Texto extraído:
╔══

Elisabeth Almeida (*)
Tempos atrás nossas preocupações giravam em torno do fato de nossos filhos se drogarem. Era esse nosso medo.
Por que será que hoje tememos que eles se suicidem? É fato. Clínico há mais de 30 anos. Escuto diariamente a angústia de pais que pensam que seus filhos podem se matar por isso ou aquilo. E podem mesmo . E estão se matando mesmo. Sabemos disso. O que mudou para que a preocupação com as drogas se deslocar-se para a preocupação com a vida? O que mudou , qual o fator que se alterou para que drogar-se seja menos, seja pouco , e matar-se tenha adquirido prioridade no pensamento ou na intenção? Vários fatores. Destaco um. O suicídio é o ato derradeiro de destruição que uma pessoa pode fazer consigo mesma. Pergunto : por quê uma pessoa tira a própria vida? Suponho : O suicídio é a última resposta diante da impossibilidade de falar sobre o sofrimento que nos acomete. O que pode salvar uma vida é a palavra que faz laço com o outro e não contra o outro. O que pode matar uma vida é a palavra. A palavra dura, a palavra que desenlaça.
Tomemos o exemplo Bolsonaro . O discurso Bolsonaro produziu no próprio Bolsonaro uma agressão no seu corpo que poderia ter tirado sua vida. Produziu , num sujeito (o agressor) uma passagem ao ato que o exclui dos laços sociais. Marcado para sempre estará esse pobre sujeito frágil. Isso não foi suficiente para impedir, para conter Bolsonaro. Não . Ele pede mais e mais. Ele faz o gesto de portar uma arma na mão, ainda hospitalizado. E os filhos da nossa terra repetem o gesto em carretas e etc.

╚══

Dados fornecidos:
╔══

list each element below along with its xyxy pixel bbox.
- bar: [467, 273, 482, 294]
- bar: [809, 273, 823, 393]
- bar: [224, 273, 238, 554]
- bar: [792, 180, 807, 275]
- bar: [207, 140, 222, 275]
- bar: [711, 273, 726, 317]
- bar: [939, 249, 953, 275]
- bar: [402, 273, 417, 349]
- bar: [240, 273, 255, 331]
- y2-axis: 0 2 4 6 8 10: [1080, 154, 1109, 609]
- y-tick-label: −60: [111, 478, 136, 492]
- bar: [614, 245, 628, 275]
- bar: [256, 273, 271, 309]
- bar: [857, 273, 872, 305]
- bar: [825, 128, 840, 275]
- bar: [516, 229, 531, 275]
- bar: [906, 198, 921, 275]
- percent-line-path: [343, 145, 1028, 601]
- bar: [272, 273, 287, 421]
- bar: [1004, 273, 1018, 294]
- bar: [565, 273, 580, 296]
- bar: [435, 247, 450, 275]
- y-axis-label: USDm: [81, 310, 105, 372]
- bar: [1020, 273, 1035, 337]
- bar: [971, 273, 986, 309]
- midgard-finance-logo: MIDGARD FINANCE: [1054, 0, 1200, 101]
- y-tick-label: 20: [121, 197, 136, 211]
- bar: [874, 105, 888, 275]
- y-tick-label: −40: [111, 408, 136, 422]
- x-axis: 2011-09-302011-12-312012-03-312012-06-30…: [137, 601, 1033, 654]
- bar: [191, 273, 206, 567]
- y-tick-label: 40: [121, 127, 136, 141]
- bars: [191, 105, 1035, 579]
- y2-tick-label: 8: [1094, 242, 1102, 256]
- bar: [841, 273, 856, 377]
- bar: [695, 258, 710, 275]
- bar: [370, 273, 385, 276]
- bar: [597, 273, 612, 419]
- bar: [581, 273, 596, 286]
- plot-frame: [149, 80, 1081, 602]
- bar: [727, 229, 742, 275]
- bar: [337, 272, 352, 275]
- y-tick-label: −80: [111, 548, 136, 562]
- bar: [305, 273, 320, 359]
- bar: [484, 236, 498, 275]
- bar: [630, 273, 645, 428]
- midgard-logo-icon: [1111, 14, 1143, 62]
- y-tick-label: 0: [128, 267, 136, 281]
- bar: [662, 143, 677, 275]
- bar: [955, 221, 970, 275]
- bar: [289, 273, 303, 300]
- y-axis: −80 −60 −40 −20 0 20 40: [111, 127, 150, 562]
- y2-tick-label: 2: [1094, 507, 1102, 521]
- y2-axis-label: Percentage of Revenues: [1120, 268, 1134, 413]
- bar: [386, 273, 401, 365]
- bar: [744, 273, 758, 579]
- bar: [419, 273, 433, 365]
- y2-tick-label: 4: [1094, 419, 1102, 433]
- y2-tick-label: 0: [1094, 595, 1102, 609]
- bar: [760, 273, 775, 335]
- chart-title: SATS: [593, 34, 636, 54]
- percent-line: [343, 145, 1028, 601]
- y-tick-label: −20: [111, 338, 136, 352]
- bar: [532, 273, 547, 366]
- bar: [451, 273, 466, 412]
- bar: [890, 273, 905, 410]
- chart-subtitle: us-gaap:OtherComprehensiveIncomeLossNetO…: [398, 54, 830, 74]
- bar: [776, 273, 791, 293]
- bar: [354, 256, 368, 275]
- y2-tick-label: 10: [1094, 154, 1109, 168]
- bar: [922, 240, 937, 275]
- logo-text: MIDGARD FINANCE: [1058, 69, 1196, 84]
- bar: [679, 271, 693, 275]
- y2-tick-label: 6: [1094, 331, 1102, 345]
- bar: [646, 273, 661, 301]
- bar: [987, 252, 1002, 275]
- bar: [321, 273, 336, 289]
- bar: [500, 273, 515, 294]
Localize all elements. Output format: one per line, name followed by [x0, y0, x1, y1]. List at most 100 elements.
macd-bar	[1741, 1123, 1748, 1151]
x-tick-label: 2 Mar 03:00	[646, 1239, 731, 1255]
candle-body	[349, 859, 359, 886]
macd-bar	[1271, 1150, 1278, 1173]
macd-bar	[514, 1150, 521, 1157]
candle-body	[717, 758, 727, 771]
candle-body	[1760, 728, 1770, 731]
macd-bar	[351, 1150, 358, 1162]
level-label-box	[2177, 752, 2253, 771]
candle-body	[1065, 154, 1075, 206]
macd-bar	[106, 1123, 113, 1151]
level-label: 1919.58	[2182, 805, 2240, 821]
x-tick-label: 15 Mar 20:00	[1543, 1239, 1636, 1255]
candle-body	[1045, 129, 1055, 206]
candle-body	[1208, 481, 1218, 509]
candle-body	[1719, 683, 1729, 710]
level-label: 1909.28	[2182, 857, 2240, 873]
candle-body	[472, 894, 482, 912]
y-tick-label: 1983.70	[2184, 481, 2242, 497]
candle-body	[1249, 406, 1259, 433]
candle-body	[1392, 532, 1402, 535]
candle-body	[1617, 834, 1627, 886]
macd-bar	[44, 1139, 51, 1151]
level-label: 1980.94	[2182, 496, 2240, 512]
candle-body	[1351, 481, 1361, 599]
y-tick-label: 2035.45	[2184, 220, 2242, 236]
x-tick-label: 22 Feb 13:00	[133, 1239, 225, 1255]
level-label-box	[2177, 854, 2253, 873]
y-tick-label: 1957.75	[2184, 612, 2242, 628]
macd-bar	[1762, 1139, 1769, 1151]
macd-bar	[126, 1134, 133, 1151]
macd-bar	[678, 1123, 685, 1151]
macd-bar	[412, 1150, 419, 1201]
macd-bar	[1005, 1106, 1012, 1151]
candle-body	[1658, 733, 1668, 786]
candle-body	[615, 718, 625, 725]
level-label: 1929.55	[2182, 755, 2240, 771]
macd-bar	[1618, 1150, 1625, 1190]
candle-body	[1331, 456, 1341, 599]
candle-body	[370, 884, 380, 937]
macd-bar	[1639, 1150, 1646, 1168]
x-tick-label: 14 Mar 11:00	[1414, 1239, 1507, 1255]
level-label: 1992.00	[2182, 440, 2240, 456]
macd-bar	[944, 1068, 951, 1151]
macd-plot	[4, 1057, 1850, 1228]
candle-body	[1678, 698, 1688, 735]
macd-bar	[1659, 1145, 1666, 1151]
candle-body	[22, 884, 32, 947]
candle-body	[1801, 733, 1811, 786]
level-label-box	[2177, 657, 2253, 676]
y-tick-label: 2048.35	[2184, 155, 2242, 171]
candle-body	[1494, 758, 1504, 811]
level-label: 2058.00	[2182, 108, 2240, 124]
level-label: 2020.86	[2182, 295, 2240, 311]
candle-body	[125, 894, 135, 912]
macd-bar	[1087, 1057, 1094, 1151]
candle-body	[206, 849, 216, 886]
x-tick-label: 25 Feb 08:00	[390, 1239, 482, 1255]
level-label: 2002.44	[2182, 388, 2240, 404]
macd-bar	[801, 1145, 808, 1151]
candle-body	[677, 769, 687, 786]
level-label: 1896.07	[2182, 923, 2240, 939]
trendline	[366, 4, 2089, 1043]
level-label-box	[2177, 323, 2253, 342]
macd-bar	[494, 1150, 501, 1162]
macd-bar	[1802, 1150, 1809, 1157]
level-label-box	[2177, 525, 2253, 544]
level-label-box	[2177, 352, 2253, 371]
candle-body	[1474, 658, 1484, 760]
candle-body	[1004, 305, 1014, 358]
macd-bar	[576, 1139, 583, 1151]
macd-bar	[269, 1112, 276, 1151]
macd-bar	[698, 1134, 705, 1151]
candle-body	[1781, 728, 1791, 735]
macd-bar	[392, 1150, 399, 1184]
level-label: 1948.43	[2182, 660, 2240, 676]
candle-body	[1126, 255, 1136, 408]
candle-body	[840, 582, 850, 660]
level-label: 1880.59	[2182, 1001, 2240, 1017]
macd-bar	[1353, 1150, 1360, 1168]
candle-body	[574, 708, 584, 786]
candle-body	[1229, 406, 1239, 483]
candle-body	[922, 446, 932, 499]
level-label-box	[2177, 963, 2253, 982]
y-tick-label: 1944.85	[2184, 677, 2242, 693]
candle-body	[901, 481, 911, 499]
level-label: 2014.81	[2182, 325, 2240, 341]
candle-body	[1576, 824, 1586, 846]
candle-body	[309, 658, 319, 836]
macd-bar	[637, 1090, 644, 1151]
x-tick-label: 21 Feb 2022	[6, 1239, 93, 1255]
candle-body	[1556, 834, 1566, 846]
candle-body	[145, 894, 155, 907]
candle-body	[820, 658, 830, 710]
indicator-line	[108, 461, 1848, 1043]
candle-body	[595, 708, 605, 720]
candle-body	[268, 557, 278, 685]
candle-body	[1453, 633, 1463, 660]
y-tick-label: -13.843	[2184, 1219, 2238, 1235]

╚══

Tarefa 1:
No texto sobre suicídio e o poder da palavra, qual era antigamente o medo dos pais em relação aos filhos?
Tarefa 2:
Por favor, retome o texto sobre suicídio e o poder da palavra e continue-o a partir da última frase.

Resposta escrita 1:
O medo de que os filhos se drogassem.

Resposta escrita 2:
O efeito Bolsonaro está no registro da nossa agressividade . Da nossa brutalidade . Somos sim agressivos. Somos brutos . Melhor quando reconhecemos isso para nós mesmos .
Nossa brutalidade é também uma defesa conte a contra nossas angústias.
Defesa perigosa porque nos volta exatamente contra nós mesmos .
Bolsonaro ilustra isso com perfeição. Quase perdeu a vida .
Duro, encontrou a dureza.
Bruto, encontrou a brutalidade.
Nossos filhos:
Se endurecermos com eles sobre as escolhas sexuais, se patologizarmos a sexualidade deles, certamente se matarão. Não vão se drogar. Vão morrer.
Se endurecermos com eles nas escolas, impondo modelos arcaicos de funcionamento, vão se matar.
Se tivermos armas em casa , vão se matar.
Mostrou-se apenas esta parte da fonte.